WHAT TO WORK ON: Search the material for the word "research" and copy each line that holds it.

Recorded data
************
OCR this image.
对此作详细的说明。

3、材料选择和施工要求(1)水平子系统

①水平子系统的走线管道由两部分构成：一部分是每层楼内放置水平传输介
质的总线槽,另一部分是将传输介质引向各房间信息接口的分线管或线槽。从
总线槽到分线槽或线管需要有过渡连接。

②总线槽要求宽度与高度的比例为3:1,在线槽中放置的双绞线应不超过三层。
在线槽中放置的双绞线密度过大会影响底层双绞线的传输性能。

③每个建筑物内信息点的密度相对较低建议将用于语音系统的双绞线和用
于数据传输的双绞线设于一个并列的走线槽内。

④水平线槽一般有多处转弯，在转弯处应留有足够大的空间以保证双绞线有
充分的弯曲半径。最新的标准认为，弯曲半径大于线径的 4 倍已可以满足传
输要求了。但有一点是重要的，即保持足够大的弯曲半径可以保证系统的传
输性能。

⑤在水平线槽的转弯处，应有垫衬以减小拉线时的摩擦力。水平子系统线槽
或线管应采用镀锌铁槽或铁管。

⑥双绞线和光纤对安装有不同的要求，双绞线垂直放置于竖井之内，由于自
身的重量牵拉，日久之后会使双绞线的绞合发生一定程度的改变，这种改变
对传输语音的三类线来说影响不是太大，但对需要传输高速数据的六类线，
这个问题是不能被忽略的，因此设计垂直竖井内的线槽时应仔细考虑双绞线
************
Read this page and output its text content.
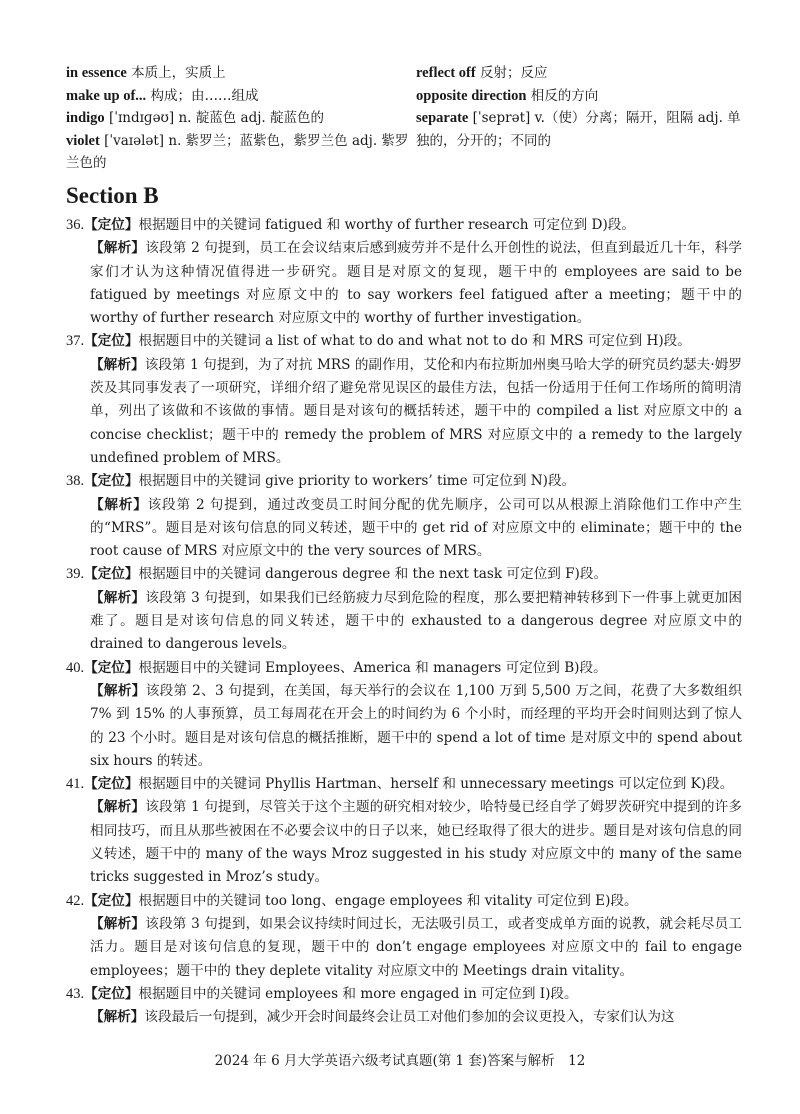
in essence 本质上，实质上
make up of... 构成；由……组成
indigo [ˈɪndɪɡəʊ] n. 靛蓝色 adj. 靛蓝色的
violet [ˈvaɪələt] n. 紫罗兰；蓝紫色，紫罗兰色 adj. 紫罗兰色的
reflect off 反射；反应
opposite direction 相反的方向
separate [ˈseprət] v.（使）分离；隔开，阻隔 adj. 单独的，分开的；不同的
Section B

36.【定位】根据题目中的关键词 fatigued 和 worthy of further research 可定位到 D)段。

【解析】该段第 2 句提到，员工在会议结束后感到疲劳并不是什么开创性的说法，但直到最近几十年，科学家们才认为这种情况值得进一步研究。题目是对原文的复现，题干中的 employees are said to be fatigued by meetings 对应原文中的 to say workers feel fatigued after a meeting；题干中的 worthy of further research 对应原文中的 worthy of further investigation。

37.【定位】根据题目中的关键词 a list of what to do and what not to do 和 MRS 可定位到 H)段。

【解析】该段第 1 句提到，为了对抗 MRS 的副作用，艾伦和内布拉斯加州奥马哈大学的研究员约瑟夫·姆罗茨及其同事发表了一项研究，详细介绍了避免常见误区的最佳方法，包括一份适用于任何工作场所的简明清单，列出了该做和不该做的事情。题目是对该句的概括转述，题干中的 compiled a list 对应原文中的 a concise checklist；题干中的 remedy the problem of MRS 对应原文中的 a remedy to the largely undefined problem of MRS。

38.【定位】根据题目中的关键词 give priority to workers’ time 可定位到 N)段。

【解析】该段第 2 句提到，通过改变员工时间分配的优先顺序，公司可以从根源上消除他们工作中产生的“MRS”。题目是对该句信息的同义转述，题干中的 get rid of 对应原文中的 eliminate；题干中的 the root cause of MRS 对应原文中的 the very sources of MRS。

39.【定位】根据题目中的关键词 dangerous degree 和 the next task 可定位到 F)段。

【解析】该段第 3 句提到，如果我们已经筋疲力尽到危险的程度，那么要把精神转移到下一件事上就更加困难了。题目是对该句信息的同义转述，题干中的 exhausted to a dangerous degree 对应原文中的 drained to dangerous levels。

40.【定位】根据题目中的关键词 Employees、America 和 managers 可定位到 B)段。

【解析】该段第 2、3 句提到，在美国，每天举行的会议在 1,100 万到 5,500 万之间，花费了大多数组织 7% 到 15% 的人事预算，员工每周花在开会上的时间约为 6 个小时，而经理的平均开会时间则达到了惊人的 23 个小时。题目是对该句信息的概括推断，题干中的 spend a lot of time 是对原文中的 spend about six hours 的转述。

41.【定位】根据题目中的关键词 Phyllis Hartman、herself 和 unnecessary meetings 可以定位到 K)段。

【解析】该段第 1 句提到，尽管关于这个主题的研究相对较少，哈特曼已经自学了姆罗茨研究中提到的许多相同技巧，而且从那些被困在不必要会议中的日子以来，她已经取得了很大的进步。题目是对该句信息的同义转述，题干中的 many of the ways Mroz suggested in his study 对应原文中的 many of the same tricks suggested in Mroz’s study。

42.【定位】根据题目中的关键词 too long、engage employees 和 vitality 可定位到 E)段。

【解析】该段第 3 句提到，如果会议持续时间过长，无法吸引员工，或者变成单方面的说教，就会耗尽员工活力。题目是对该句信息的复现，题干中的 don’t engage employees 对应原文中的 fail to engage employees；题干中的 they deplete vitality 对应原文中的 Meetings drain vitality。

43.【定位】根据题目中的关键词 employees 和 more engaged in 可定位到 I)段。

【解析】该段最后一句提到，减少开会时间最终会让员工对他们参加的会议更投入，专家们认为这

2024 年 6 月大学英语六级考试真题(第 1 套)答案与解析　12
************
EXERCISE OUTPUT:
36.【定位】根据题目中的关键词 fatigued 和 worthy of further research 可定位到 D)段。
【解析】该段第 2 句提到，员工在会议结束后感到疲劳并不是什么开创性的说法，但直到最近几十年，科学家们才认为这种情况值得进一步研究。题目是对原文的复现，题干中的 employees are said to be fatigued by meetings 对应原文中的 to say workers feel fatigued after a meeting；题干中的 worthy of further research 对应原文中的 worthy of further investigation。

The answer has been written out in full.